Repeat the data exactly, please.

Stored data entries:

========================================

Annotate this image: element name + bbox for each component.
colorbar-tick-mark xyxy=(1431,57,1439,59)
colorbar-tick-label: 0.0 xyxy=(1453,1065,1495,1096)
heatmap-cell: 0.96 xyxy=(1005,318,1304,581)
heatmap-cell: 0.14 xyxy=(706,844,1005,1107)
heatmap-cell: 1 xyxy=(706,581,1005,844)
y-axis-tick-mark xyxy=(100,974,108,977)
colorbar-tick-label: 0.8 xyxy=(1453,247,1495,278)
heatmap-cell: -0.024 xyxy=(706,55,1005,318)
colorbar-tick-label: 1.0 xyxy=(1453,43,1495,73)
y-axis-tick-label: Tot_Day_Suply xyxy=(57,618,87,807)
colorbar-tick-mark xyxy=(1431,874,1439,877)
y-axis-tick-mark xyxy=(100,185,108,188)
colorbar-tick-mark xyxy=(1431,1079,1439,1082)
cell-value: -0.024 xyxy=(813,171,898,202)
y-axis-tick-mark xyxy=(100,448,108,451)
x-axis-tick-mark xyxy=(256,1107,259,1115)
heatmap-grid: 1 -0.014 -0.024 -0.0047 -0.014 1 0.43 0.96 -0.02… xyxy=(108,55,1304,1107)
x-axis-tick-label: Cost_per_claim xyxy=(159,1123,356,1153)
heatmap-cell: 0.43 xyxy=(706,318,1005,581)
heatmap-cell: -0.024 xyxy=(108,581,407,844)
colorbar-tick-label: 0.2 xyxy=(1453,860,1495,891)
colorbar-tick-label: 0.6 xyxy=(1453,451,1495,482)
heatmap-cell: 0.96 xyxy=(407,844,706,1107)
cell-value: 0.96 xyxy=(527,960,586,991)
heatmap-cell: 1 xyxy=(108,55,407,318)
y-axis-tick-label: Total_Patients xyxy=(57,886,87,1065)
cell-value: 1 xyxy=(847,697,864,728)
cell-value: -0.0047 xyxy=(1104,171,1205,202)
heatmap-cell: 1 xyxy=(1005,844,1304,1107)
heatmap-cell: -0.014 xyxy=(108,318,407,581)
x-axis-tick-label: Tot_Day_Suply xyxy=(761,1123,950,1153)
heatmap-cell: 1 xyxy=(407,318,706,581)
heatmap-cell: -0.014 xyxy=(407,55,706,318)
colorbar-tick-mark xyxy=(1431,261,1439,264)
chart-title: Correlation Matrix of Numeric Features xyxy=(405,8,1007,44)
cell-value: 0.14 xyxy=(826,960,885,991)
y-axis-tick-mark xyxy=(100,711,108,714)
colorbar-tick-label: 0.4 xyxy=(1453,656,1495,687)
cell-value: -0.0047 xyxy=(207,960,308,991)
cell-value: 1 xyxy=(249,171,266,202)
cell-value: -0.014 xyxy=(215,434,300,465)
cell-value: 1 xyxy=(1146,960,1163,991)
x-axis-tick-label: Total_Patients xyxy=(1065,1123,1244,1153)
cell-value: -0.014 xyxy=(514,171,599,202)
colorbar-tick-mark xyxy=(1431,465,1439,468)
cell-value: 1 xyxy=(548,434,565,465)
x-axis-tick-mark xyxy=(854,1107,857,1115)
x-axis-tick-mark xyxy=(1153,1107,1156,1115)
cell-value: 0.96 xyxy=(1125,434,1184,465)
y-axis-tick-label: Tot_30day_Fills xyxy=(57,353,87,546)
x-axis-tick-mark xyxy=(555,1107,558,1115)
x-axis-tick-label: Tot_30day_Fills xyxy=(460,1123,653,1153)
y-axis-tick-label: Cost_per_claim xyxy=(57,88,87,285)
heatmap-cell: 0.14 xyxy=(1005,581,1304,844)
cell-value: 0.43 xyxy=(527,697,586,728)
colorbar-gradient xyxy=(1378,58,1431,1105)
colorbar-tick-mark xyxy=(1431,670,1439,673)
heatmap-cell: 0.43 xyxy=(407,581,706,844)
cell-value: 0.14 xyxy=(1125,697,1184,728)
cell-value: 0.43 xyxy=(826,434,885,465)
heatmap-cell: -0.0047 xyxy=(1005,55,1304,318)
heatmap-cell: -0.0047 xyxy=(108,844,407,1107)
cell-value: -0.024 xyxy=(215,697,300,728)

========================================

Answer box
Annotate this image: element name + bbox for each component.
colorbar-tick-mark xyxy=(1431,57,1439,59)
colorbar-tick-label: 0.0 xyxy=(1453,1065,1495,1096)
heatmap-cell: 0.96 xyxy=(1005,318,1304,581)
heatmap-cell: 0.14 xyxy=(706,844,1005,1107)
heatmap-cell: 1 xyxy=(706,581,1005,844)
y-axis-tick-mark xyxy=(100,974,108,977)
colorbar-tick-label: 0.8 xyxy=(1453,247,1495,278)
heatmap-cell: -0.024 xyxy=(706,55,1005,318)
colorbar-tick-label: 1.0 xyxy=(1453,43,1495,73)
y-axis-tick-label: Tot_Day_Suply xyxy=(57,618,87,807)
colorbar-tick-mark xyxy=(1431,874,1439,877)
y-axis-tick-mark xyxy=(100,185,108,188)
colorbar-tick-mark xyxy=(1431,1079,1439,1082)
cell-value: -0.024 xyxy=(813,171,898,202)
y-axis-tick-mark xyxy=(100,448,108,451)
x-axis-tick-mark xyxy=(256,1107,259,1115)
heatmap-grid: 1 -0.014 -0.024 -0.0047 -0.014 1 0.43 0.96 -0.02… xyxy=(108,55,1304,1107)
x-axis-tick-label: Cost_per_claim xyxy=(159,1123,356,1153)
heatmap-cell: 0.43 xyxy=(706,318,1005,581)
heatmap-cell: -0.024 xyxy=(108,581,407,844)
colorbar-tick-label: 0.2 xyxy=(1453,860,1495,891)
colorbar-tick-label: 0.6 xyxy=(1453,451,1495,482)
heatmap-cell: 0.96 xyxy=(407,844,706,1107)
cell-value: 0.96 xyxy=(527,960,586,991)
heatmap-cell: 1 xyxy=(108,55,407,318)
y-axis-tick-label: Total_Patients xyxy=(57,886,87,1065)
cell-value: 1 xyxy=(847,697,864,728)
cell-value: -0.0047 xyxy=(1104,171,1205,202)
heatmap-cell: 1 xyxy=(1005,844,1304,1107)
heatmap-cell: -0.014 xyxy=(108,318,407,581)
x-axis-tick-label: Tot_Day_Suply xyxy=(761,1123,950,1153)
heatmap-cell: 1 xyxy=(407,318,706,581)
heatmap-cell: -0.014 xyxy=(407,55,706,318)
colorbar-tick-mark xyxy=(1431,261,1439,264)
chart-title: Correlation Matrix of Numeric Features xyxy=(405,8,1007,44)
cell-value: 0.14 xyxy=(826,960,885,991)
y-axis-tick-mark xyxy=(100,711,108,714)
colorbar-tick-label: 0.4 xyxy=(1453,656,1495,687)
cell-value: -0.0047 xyxy=(207,960,308,991)
cell-value: 1 xyxy=(249,171,266,202)
cell-value: -0.014 xyxy=(215,434,300,465)
cell-value: 1 xyxy=(1146,960,1163,991)
x-axis-tick-label: Total_Patients xyxy=(1065,1123,1244,1153)
cell-value: -0.014 xyxy=(514,171,599,202)
colorbar-tick-mark xyxy=(1431,465,1439,468)
cell-value: 1 xyxy=(548,434,565,465)
x-axis-tick-mark xyxy=(854,1107,857,1115)
x-axis-tick-mark xyxy=(1153,1107,1156,1115)
cell-value: 0.96 xyxy=(1125,434,1184,465)
y-axis-tick-label: Tot_30day_Fills xyxy=(57,353,87,546)
x-axis-tick-mark xyxy=(555,1107,558,1115)
x-axis-tick-label: Tot_30day_Fills xyxy=(460,1123,653,1153)
y-axis-tick-label: Cost_per_claim xyxy=(57,88,87,285)
heatmap-cell: 0.14 xyxy=(1005,581,1304,844)
cell-value: 0.43 xyxy=(527,697,586,728)
colorbar-gradient xyxy=(1378,58,1431,1105)
colorbar-tick-mark xyxy=(1431,670,1439,673)
heatmap-cell: 0.43 xyxy=(407,581,706,844)
cell-value: 0.14 xyxy=(1125,697,1184,728)
cell-value: 0.43 xyxy=(826,434,885,465)
heatmap-cell: -0.0047 xyxy=(1005,55,1304,318)
heatmap-cell: -0.0047 xyxy=(108,844,407,1107)
cell-value: -0.024 xyxy=(215,697,300,728)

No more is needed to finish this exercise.